Bu "bağımsız mali denetçi", Türkiye'deki gerçek adıyla "Yeminli Mali Müşavir" ise "ünlü" denetim ve danışmanlık şirketi Arthur Andersen'dir.
Arthur Andersen "denetim ve danışmanlık şirketi" ülkemizde de birçok kuruluşun mali denetmenidir. Kemal Derviş'in son "Bankalar Yasası"nda "şeffaflık" olarak ilan ettiği "üç aşamalı denetim"i gerçekleştirecek olan şirket de Arthur Andersen'dir.
Arthur Andersen'in ülkemizdeki faaliyetleri bununla sınırlı değildir.
Telekom'u özelleştirme sürecine hazırlayacak olan danışmanlık ihalesini 2.8 milyon dolara Arthur Andersen kazanmıştır. "Denetim ve danışmanlık" şirketi Arthur Andersen'in Türk Telekom'un özelleştirmeyle ilgili planları (kendi dillerinde stratejiyi) hazırlayacak ve yaklaşık bir yıl içinde de şirketi yeniden yapılandıracaktır. Ayrıca Fon'a alınan 19 bankanın bazılarının da "mali denetimi" bu şirket tarafından yapılmaktadır.

__Veri Kümesinden Kesit__
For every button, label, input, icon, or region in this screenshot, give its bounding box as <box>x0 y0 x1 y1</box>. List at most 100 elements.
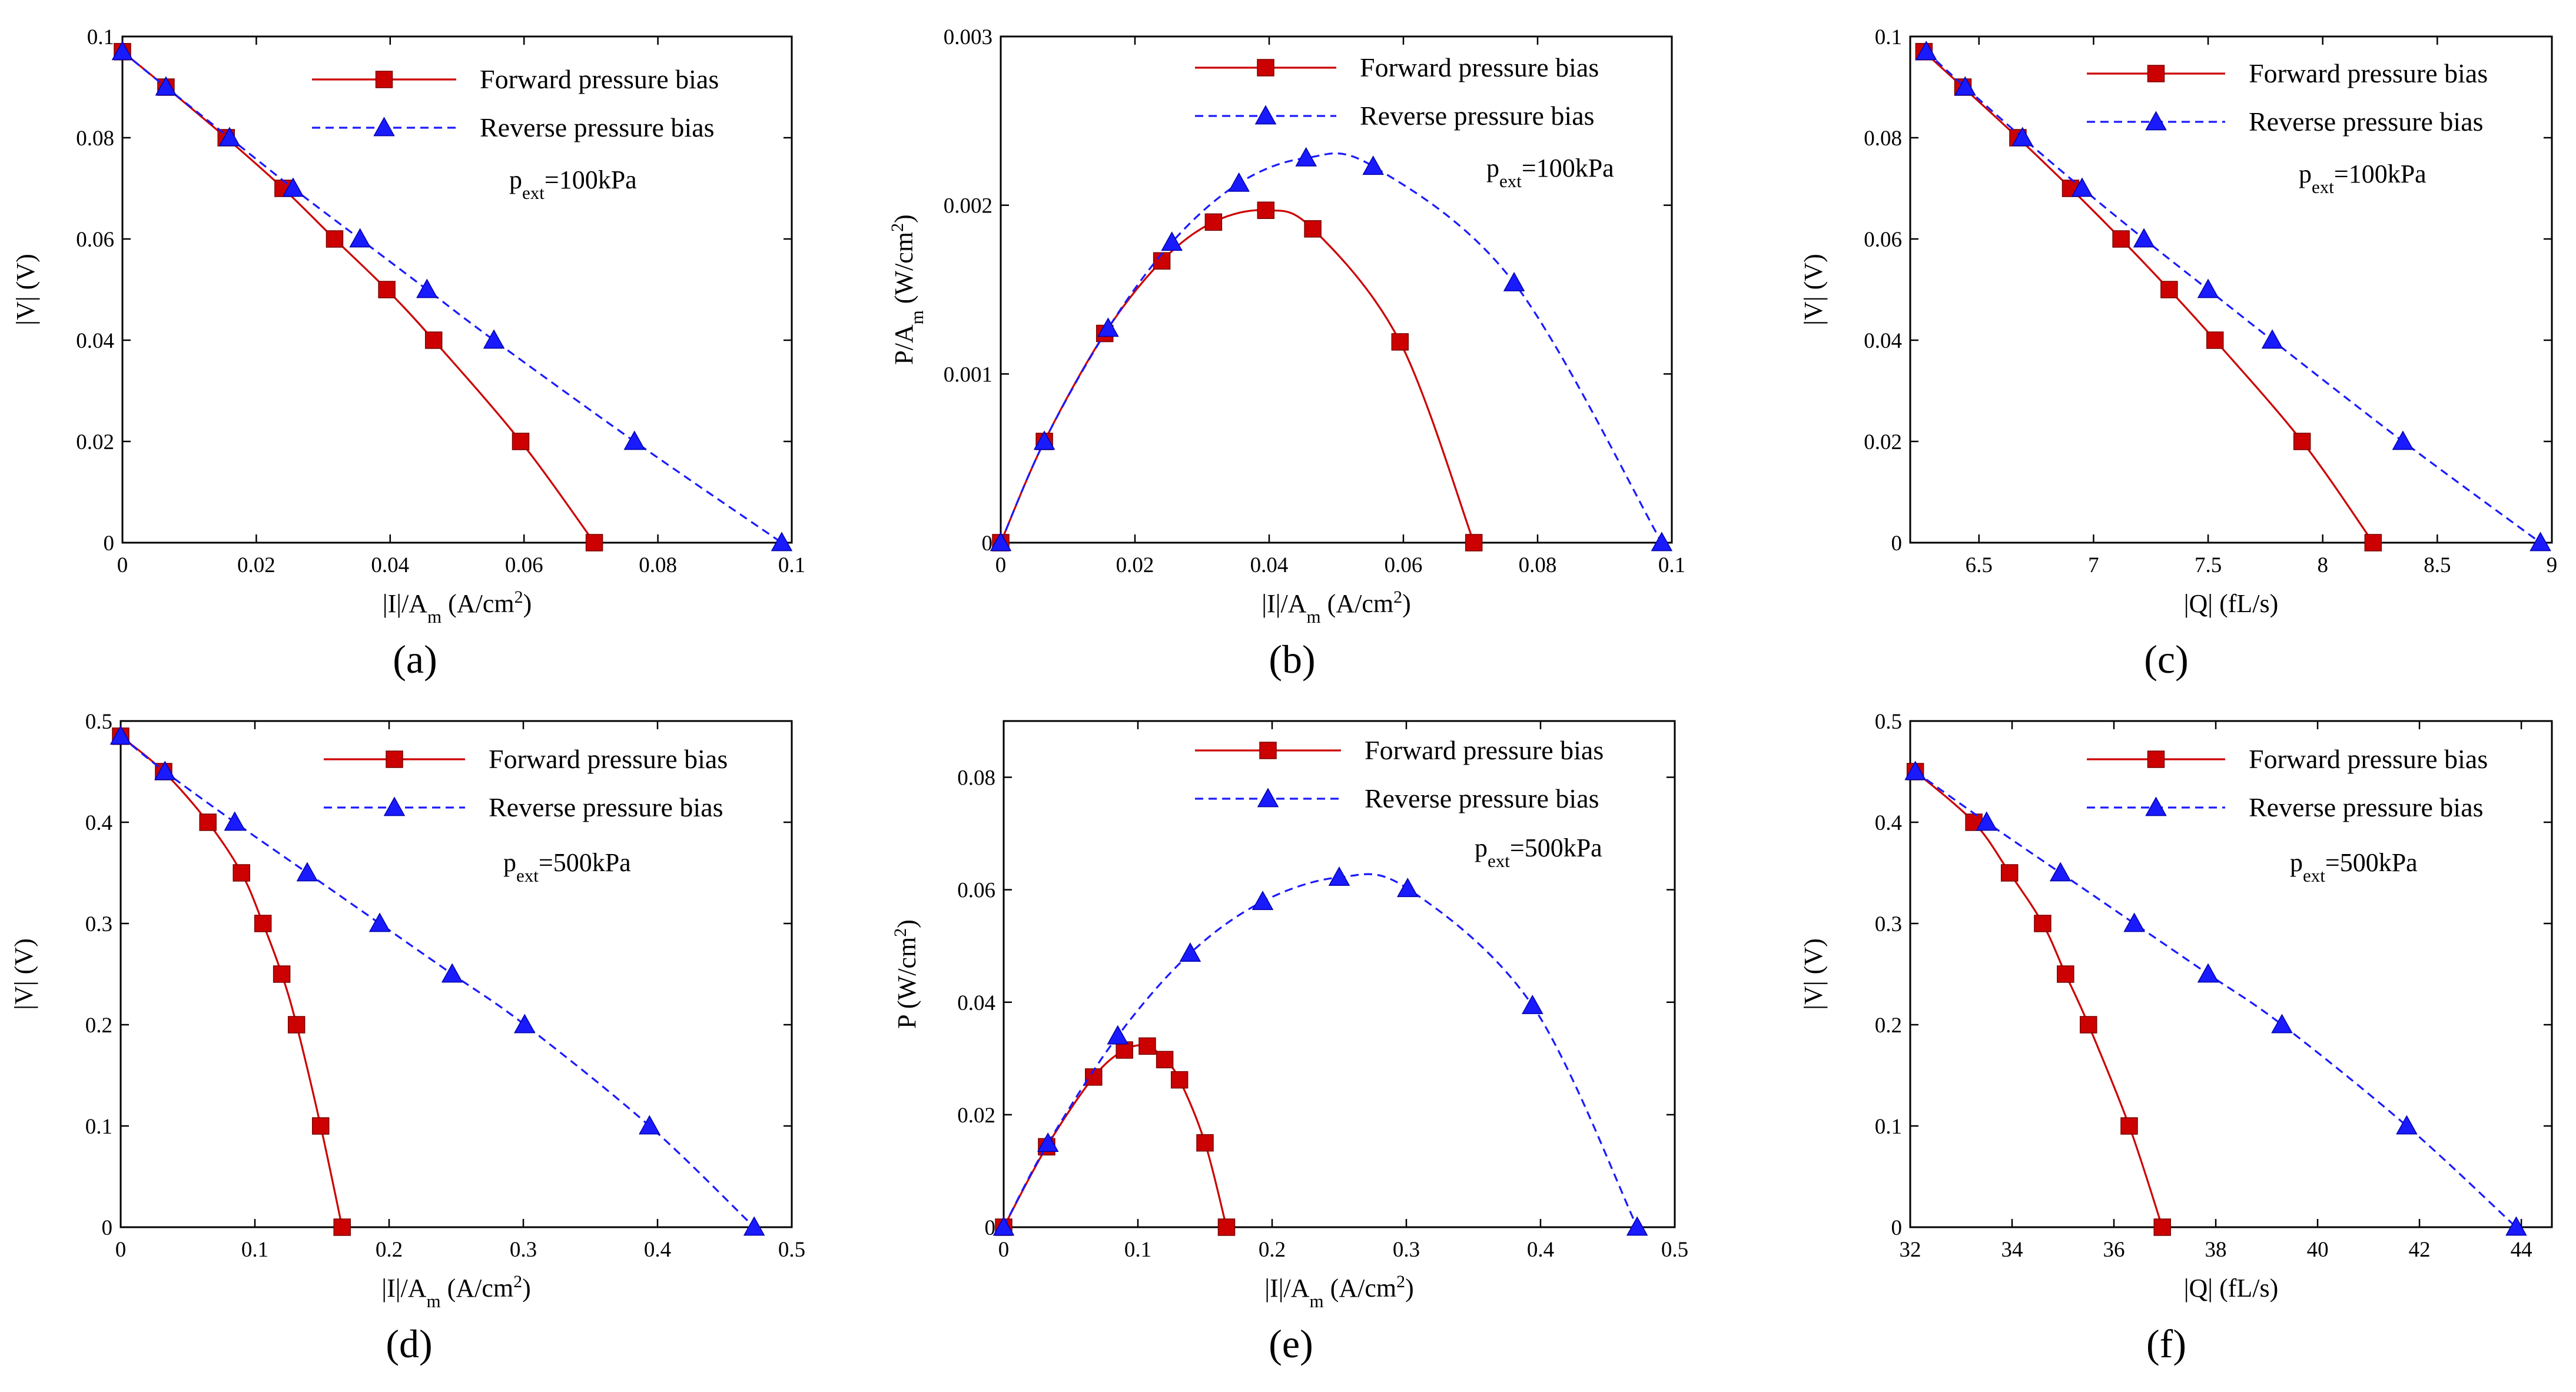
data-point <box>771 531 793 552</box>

__Yönergeler__
- A) Arthur Andersen hakkındaki metne göre şu soruları yanıtlayın:
(i) "Bağımsız mali denetçi"nin Türkiye'deki gerçek adı nedir?
(ii) Telekom'u özelleştirmeye hazırlayacak danışmanlık ihalesi kaç dolara kazanılmıştır?
(iii) Bazılarının mali denetimini bu şirketin yaptığı, Fon'a alınan banka sayısı kaçtır?
- B) Arthur Andersen'in Türkiye'deki faaliyetlerini anlatan metni son cümlesinden sonra sürdürün.

__Yanıtlar__
- A)
(i) Yeminli Mali Müşavir
(ii) 2.8 milyon dolar
(iii) 19

- B)
Diyebiliriz ki, Arthur Andersen, her türlü muhasebe hilelerini kullanarak "danışmanlık" yaptığı şirketlerin bilançolarında makyaj yapmakta uzmanlaşmış bir şirkettir. Dolayısıyla "denetim" işlemleri sırasında da, aynı "uzmanlığını" kullanarak, şişirilmiş bilançolarla şirketleri "iyi durumda" göstermektedir. Elbetteki, tüm bu "uzmanlıkları"nı, kim daha çok para verirse onun hizmetine sunmaktadırlar.
Ancak Arthur Andersen şirketinin kamuoyunca çok bilinmeyen bir başka "popüler" yanı daha bulunmaktadır: "İnsan kaynakları uzmanlığı".
Bir yazarın ifadesiyle söylersek, "insan kaynakları uzmanlığı", "yükselen meslekler"in başında gelmektedir. Asli işlevleri ise, yazar tarafından şöyle ifade edilmektedir: "'Kafa avcılığı', bilimsel adıyla 'insan kaynakları uzmanlığı' Türkiye'de de yükselen mesleklerden biri haline geldi.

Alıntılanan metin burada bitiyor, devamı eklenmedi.